- TÂCHE À RÉALISER -
Répondez aux questions suivantes à partir du texte sur les études chez le rongeur.
1. D'où provient, selon le texte, une grande partie des neurosciences citées dans les discussions sur le porno et le cerveau ?
2. Qu'est-ce que suit la libération de dopamine dans les régions cérébrales liées à la récompense ?
3. Outre le comportement sexuel, quels sujets relevant des neurosciences de la récompense le texte mentionne-t-il ?

Ce que les études chez le rongeur montrent (et ne montrent pas) sur le porno
Une grande partie des neurosciences citées dans les discussions sur le porno et le cerveau ne provient pas du tout d'études sur le porno — elle provient de décennies de recherche animale sur la dopamine, la récompense et le comportement sexuel, principalement chez le rongeur, étendue plus tard par analogie à l'usage humain du porno. Cette filiation mérite d'être comprise, car elle explique à la fois la force et les limites de cette science.
Ce que des décennies de recherche animale ont établi
Des études chez le rongeur remontant à plusieurs décennies ont montré de façon fiable que la libération de dopamine dans les régions cérébrales liées à la récompense suit la nouveauté, l'anticipation et la récompense sexuelle, et qu'une exposition répétée à un stimulus gratifiant peut produire des changements mesurables de la sensibilité des récepteurs et du comportement au fil du temps. C'est une neuroscience de base réellement solide et bien répliquée — l'un des domaines les mieux établis de la recherche sur la récompense en général.
Pourquoi utilise-t-on des rongeurs
Les modèles animaux permettent aux chercheurs d'étudier directement les circuits de récompense, avec des variables contrôlées, un dosage ou une exposition précis, et une analyse tissulaire après l'étude tout simplement impossible ou non éthique chez l'humain. C'est pourquoi la recherche animale forme l'ossature des neurosciences de la récompense sur de nombreux sujets, de la nourriture aux drogues en passant par le lien social — pas seulement le comportement sexuel.

[Données de reconnaissance de la structure des documents]

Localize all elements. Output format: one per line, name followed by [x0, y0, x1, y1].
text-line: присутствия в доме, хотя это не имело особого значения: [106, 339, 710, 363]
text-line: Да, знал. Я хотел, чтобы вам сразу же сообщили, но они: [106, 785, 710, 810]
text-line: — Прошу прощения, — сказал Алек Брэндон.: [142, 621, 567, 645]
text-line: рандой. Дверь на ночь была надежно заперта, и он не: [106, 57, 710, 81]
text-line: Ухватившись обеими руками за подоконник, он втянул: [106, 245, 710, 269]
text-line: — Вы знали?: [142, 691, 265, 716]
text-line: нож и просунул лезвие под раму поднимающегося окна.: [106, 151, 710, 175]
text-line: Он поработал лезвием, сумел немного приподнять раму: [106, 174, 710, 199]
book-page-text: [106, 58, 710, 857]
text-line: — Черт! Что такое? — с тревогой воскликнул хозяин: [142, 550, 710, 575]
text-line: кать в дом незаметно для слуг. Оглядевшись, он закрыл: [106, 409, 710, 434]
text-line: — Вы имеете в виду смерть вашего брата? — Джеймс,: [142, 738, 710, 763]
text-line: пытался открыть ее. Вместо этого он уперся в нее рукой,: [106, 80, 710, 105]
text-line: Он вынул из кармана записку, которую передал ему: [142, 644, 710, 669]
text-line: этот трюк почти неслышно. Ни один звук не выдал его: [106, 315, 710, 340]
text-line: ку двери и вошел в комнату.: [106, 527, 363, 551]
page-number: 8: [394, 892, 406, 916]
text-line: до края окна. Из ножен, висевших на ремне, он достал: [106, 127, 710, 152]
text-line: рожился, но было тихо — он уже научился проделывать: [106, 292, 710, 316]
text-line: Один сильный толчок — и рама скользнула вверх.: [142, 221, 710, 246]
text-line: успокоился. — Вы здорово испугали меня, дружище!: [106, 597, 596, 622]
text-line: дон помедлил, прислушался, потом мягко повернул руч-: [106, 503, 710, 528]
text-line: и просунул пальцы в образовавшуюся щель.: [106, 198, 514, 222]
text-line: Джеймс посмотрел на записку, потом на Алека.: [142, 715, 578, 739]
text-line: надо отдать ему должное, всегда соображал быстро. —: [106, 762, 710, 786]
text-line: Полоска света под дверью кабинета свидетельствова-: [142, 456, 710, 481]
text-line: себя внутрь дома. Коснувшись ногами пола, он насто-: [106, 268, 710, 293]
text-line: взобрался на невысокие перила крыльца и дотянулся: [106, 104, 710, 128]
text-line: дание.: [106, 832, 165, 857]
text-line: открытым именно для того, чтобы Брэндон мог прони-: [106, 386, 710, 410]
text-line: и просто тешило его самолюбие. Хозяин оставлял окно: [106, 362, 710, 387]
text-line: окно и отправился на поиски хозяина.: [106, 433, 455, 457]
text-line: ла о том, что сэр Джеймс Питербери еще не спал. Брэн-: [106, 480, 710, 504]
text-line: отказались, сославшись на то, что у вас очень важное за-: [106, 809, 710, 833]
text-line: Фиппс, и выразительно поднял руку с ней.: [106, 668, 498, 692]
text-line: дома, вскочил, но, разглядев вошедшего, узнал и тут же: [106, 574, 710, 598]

- RÉPONSE CI-DESSOUS -
1. De décennies de recherche animale sur la dopamine, la récompense et le comportement sexuel, principalement chez le rongeur.
2. La nouveauté, l'anticipation et la récompense sexuelle.
3. La nourriture, les drogues et le lien social.